### DATA FOR THE TASK
--- --- ---

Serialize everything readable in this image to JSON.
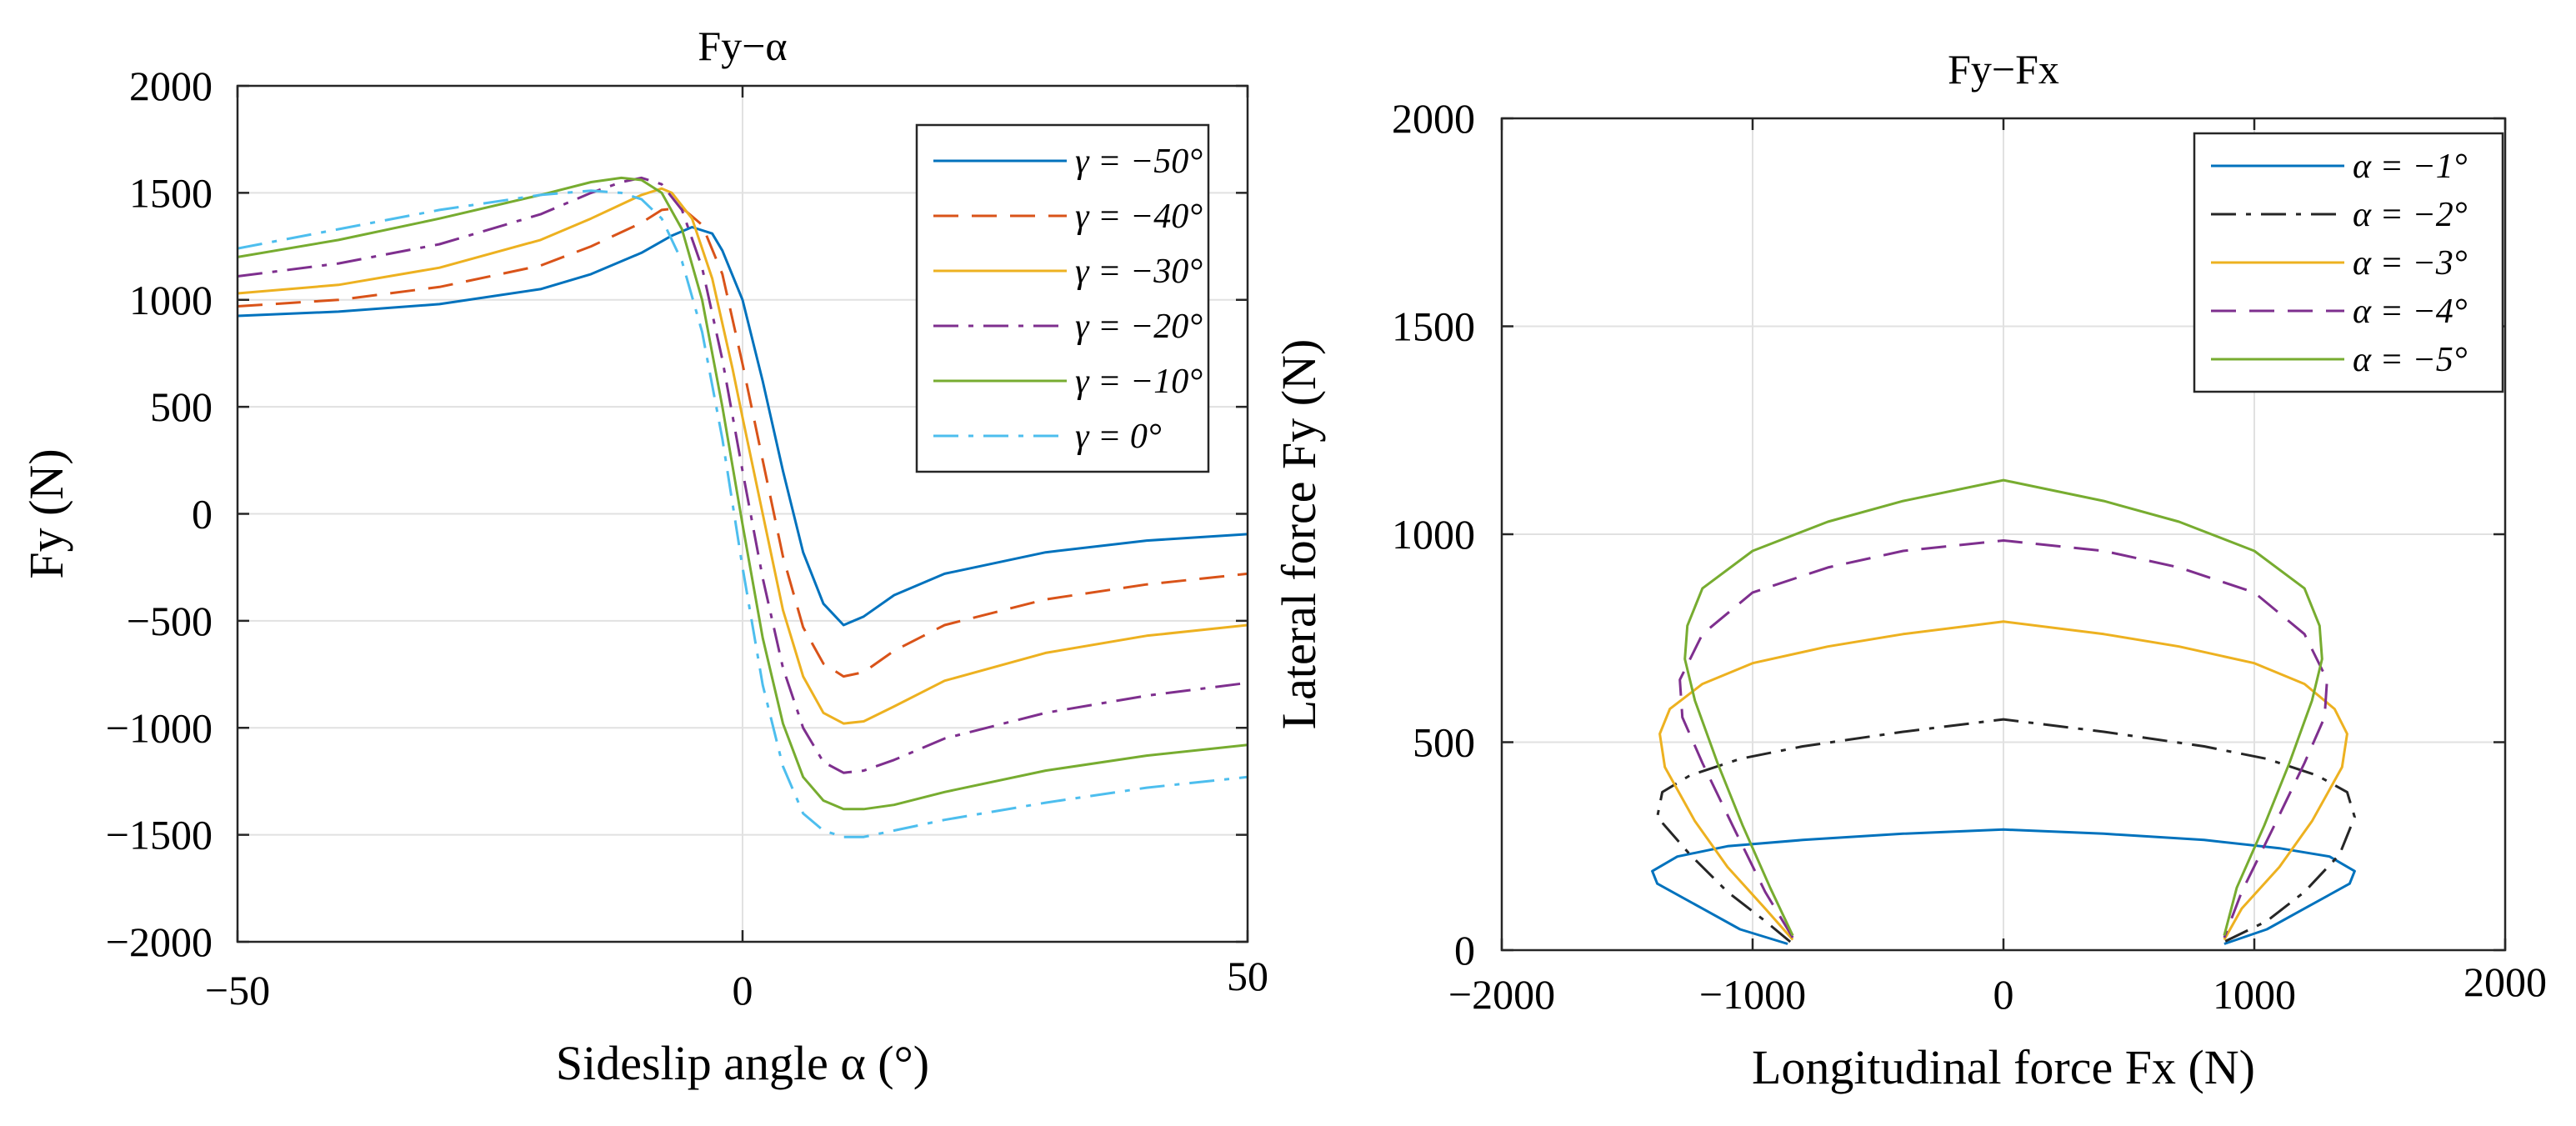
{
  "chart_data": [
    {
      "type": "line",
      "title": "Fy−α",
      "xlabel": "Sideslip angle α (°)",
      "ylabel": "Fy (N)",
      "xlim": [
        -50,
        50
      ],
      "ylim": [
        -2000,
        2000
      ],
      "xticks": [
        -50,
        0,
        50
      ],
      "xtick_labels": [
        "−50",
        "0",
        "50"
      ],
      "yticks": [
        2000,
        1500,
        1000,
        500,
        0,
        -500,
        -1000,
        -1500,
        -2000
      ],
      "ytick_labels": [
        "2000",
        "1500",
        "1000",
        "500",
        "0",
        "−500",
        "−1000",
        "−1500",
        "−2000"
      ],
      "grid": true,
      "legend_position": "top-right",
      "series": [
        {
          "name": "γ = −50°",
          "color": "#0072BD",
          "dash": "solid",
          "x": [
            -50,
            -40,
            -30,
            -20,
            -15,
            -10,
            -7,
            -5,
            -3,
            -2,
            0,
            2,
            4,
            6,
            8,
            10,
            12,
            15,
            20,
            30,
            40,
            50
          ],
          "y": [
            925,
            945,
            980,
            1050,
            1120,
            1220,
            1300,
            1340,
            1310,
            1230,
            1000,
            620,
            200,
            -180,
            -420,
            -520,
            -480,
            -380,
            -280,
            -180,
            -125,
            -95
          ]
        },
        {
          "name": "γ = −40°",
          "color": "#D95319",
          "dash": "dashed",
          "x": [
            -50,
            -40,
            -30,
            -20,
            -15,
            -10,
            -8,
            -6,
            -4,
            -2,
            0,
            2,
            4,
            6,
            8,
            10,
            12,
            15,
            20,
            30,
            40,
            50
          ],
          "y": [
            970,
            1000,
            1060,
            1160,
            1250,
            1360,
            1420,
            1430,
            1350,
            1120,
            700,
            250,
            -200,
            -530,
            -700,
            -760,
            -740,
            -640,
            -520,
            -400,
            -330,
            -280
          ]
        },
        {
          "name": "γ = −30°",
          "color": "#EDB120",
          "dash": "solid",
          "x": [
            -50,
            -40,
            -30,
            -20,
            -15,
            -10,
            -8,
            -7,
            -5,
            -3,
            -1,
            0,
            2,
            4,
            6,
            8,
            10,
            12,
            15,
            20,
            30,
            40,
            50
          ],
          "y": [
            1030,
            1070,
            1150,
            1280,
            1380,
            1490,
            1520,
            1500,
            1380,
            1100,
            680,
            450,
            0,
            -450,
            -760,
            -930,
            -980,
            -970,
            -900,
            -780,
            -650,
            -570,
            -520
          ]
        },
        {
          "name": "γ = −20°",
          "color": "#7E2F8E",
          "dash": "dashdot",
          "x": [
            -50,
            -40,
            -30,
            -20,
            -15,
            -12,
            -10,
            -8,
            -6,
            -4,
            -2,
            0,
            2,
            4,
            6,
            8,
            10,
            12,
            15,
            20,
            30,
            40,
            50
          ],
          "y": [
            1110,
            1170,
            1260,
            1400,
            1500,
            1550,
            1570,
            1540,
            1420,
            1150,
            720,
            200,
            -300,
            -720,
            -1000,
            -1160,
            -1210,
            -1200,
            -1150,
            -1050,
            -930,
            -850,
            -790
          ]
        },
        {
          "name": "γ = −10°",
          "color": "#77AC30",
          "dash": "solid",
          "x": [
            -50,
            -40,
            -30,
            -20,
            -15,
            -12,
            -10,
            -8,
            -6,
            -4,
            -2,
            0,
            2,
            4,
            6,
            8,
            10,
            12,
            15,
            20,
            30,
            40,
            50
          ],
          "y": [
            1200,
            1280,
            1380,
            1490,
            1550,
            1570,
            1560,
            1500,
            1330,
            1000,
            500,
            -50,
            -580,
            -980,
            -1230,
            -1340,
            -1380,
            -1380,
            -1360,
            -1300,
            -1200,
            -1130,
            -1080
          ]
        },
        {
          "name": "γ = 0°",
          "color": "#4DBEEE",
          "dash": "dashdot",
          "x": [
            -50,
            -40,
            -30,
            -20,
            -15,
            -12,
            -10,
            -8,
            -6,
            -4,
            -2,
            0,
            2,
            4,
            6,
            8,
            10,
            12,
            15,
            20,
            30,
            40,
            50
          ],
          "y": [
            1240,
            1330,
            1420,
            1490,
            1510,
            1500,
            1470,
            1380,
            1180,
            850,
            350,
            -250,
            -800,
            -1180,
            -1400,
            -1480,
            -1510,
            -1510,
            -1480,
            -1430,
            -1350,
            -1280,
            -1230
          ]
        }
      ]
    },
    {
      "type": "line",
      "title": "Fy−Fx",
      "xlabel": "Longitudinal force Fx (N)",
      "ylabel": "Lateral force Fy (N)",
      "xlim": [
        -2000,
        2000
      ],
      "ylim": [
        0,
        2000
      ],
      "xticks": [
        -2000,
        -1000,
        0,
        1000,
        2000
      ],
      "xtick_labels": [
        "−2000",
        "−1000",
        "0",
        "1000",
        "2000"
      ],
      "yticks": [
        2000,
        1500,
        1000,
        500,
        0
      ],
      "ytick_labels": [
        "2000",
        "1500",
        "1000",
        "500",
        "0"
      ],
      "grid": true,
      "legend_position": "top-right",
      "series": [
        {
          "name": "α = −1°",
          "color": "#0072BD",
          "dash": "solid",
          "x": [
            -860,
            -1050,
            -1200,
            -1380,
            -1400,
            -1300,
            -1100,
            -800,
            -400,
            0,
            400,
            800,
            1100,
            1300,
            1400,
            1380,
            1200,
            1050,
            880
          ],
          "y": [
            15,
            50,
            100,
            160,
            190,
            225,
            250,
            265,
            280,
            290,
            280,
            265,
            245,
            225,
            190,
            160,
            100,
            50,
            15
          ]
        },
        {
          "name": "α = −2°",
          "color": "#262626",
          "dash": "dashdot",
          "x": [
            -850,
            -950,
            -1100,
            -1250,
            -1380,
            -1360,
            -1250,
            -1050,
            -800,
            -400,
            0,
            400,
            800,
            1050,
            1250,
            1370,
            1400,
            1340,
            1200,
            1050,
            880
          ],
          "y": [
            20,
            70,
            140,
            230,
            320,
            380,
            420,
            460,
            490,
            525,
            555,
            525,
            490,
            460,
            420,
            380,
            320,
            230,
            140,
            70,
            20
          ]
        },
        {
          "name": "α = −3°",
          "color": "#EDB120",
          "dash": "solid",
          "x": [
            -840,
            -950,
            -1100,
            -1230,
            -1350,
            -1370,
            -1330,
            -1200,
            -1000,
            -700,
            -400,
            0,
            400,
            700,
            1000,
            1200,
            1320,
            1370,
            1350,
            1230,
            1100,
            950,
            880
          ],
          "y": [
            25,
            100,
            200,
            310,
            440,
            520,
            580,
            640,
            690,
            730,
            760,
            790,
            760,
            730,
            690,
            640,
            580,
            520,
            440,
            310,
            200,
            100,
            25
          ]
        },
        {
          "name": "α = −4°",
          "color": "#7E2F8E",
          "dash": "dashed",
          "x": [
            -840,
            -950,
            -1080,
            -1200,
            -1280,
            -1290,
            -1200,
            -1000,
            -700,
            -400,
            0,
            400,
            700,
            1000,
            1200,
            1290,
            1280,
            1200,
            1080,
            950,
            880
          ],
          "y": [
            30,
            140,
            300,
            450,
            560,
            650,
            760,
            860,
            920,
            960,
            985,
            960,
            920,
            860,
            760,
            650,
            560,
            450,
            300,
            140,
            30
          ]
        },
        {
          "name": "α = −5°",
          "color": "#77AC30",
          "dash": "solid",
          "x": [
            -840,
            -930,
            -1040,
            -1140,
            -1230,
            -1270,
            -1260,
            -1200,
            -1000,
            -700,
            -400,
            0,
            400,
            700,
            1000,
            1200,
            1260,
            1270,
            1230,
            1140,
            1040,
            930,
            880
          ],
          "y": [
            35,
            150,
            300,
            450,
            600,
            700,
            780,
            870,
            960,
            1030,
            1080,
            1130,
            1080,
            1030,
            960,
            870,
            780,
            700,
            600,
            450,
            300,
            150,
            35
          ]
        }
      ]
    }
  ]
}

--- --- ---

### SHORT PROBLEM
Return every line above that contains the word "force".

### SOLVED EXERCISE
      "xlabel": "Longitudinal force Fx (N)",
      "ylabel": "Lateral force Fy (N)",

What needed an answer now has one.